Dataset excerpts:
>> start

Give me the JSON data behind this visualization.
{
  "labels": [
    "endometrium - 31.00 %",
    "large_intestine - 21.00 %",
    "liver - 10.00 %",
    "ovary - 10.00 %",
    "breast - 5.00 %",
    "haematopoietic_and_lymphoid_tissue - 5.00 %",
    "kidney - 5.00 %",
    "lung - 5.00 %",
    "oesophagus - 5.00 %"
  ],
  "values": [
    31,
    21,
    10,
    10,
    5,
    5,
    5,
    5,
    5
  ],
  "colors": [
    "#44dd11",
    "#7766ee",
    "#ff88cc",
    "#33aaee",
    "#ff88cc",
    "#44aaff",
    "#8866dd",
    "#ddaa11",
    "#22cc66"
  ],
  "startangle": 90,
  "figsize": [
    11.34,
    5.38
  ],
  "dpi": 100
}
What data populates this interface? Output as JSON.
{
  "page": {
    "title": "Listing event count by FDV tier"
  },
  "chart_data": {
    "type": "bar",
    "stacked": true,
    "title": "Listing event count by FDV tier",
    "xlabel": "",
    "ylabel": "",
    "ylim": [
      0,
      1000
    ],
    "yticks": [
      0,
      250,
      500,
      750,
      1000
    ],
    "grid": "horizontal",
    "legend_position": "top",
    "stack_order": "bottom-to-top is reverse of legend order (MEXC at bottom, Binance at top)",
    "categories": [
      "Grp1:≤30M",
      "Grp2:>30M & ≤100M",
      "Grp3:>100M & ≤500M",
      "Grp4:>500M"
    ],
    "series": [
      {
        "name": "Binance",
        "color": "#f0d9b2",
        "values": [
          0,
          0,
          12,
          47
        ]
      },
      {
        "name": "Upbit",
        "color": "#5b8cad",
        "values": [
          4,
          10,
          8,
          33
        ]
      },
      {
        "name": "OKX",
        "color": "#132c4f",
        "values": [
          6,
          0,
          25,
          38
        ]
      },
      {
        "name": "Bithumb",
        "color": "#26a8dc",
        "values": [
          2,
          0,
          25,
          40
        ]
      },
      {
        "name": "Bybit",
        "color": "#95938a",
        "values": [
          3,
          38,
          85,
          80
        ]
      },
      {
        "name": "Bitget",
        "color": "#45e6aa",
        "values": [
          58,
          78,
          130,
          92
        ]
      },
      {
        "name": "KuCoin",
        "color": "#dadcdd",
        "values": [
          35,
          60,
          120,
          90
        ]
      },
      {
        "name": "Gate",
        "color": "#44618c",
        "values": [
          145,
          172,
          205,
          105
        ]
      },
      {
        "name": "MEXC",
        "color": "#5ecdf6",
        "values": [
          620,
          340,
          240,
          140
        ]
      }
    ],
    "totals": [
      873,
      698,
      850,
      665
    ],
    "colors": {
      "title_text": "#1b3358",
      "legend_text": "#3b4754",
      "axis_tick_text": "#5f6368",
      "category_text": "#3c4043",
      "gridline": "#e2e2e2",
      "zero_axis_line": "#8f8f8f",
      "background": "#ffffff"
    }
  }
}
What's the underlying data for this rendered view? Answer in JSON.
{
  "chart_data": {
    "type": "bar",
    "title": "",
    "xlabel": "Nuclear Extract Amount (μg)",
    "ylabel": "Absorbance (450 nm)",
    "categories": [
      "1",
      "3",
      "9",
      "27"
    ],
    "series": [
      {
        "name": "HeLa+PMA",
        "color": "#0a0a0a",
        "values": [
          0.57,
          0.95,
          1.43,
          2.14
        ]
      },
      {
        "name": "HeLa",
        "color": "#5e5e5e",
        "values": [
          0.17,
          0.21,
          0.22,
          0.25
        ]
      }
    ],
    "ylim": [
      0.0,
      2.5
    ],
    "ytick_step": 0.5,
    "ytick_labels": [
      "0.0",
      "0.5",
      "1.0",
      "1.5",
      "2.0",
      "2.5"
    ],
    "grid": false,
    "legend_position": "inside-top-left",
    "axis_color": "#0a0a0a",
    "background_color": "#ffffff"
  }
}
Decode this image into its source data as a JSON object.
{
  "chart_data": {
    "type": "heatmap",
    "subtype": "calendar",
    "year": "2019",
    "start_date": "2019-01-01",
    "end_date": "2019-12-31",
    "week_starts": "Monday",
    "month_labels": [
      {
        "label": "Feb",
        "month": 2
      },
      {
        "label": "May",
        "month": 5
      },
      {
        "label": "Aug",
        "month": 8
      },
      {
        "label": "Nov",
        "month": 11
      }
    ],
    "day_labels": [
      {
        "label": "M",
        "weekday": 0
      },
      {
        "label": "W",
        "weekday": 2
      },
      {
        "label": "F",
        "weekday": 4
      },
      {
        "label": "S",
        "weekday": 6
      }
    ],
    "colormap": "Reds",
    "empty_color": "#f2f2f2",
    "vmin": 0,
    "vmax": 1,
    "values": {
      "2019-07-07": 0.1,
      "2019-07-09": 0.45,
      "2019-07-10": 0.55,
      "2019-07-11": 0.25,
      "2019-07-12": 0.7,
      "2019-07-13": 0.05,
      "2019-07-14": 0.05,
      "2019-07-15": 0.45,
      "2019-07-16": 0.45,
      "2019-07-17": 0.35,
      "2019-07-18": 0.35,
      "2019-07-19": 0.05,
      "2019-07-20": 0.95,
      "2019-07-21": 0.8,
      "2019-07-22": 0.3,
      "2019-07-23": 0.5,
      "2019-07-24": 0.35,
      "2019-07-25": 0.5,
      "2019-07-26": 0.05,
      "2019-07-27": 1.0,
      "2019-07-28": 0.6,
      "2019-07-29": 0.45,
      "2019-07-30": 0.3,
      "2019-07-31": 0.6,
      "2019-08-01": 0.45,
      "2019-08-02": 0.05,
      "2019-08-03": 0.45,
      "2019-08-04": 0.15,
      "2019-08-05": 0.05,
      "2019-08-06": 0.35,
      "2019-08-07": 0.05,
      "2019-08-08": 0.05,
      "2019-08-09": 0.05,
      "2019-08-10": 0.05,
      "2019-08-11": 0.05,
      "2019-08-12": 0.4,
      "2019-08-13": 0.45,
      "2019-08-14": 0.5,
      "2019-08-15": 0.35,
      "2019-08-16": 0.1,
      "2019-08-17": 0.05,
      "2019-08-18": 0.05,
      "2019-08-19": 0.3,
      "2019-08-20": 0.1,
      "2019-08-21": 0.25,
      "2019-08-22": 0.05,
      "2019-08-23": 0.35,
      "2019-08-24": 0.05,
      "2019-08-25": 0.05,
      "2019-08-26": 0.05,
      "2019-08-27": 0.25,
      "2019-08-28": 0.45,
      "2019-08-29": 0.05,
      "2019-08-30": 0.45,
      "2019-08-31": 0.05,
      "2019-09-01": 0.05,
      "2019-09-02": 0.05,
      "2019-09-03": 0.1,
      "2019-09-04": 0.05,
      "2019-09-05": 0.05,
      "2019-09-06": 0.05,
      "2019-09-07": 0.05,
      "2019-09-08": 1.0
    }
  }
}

>> end

Stated exercise: Only a number is wanted: how many lines contain "JSON"?

Expected answer: 4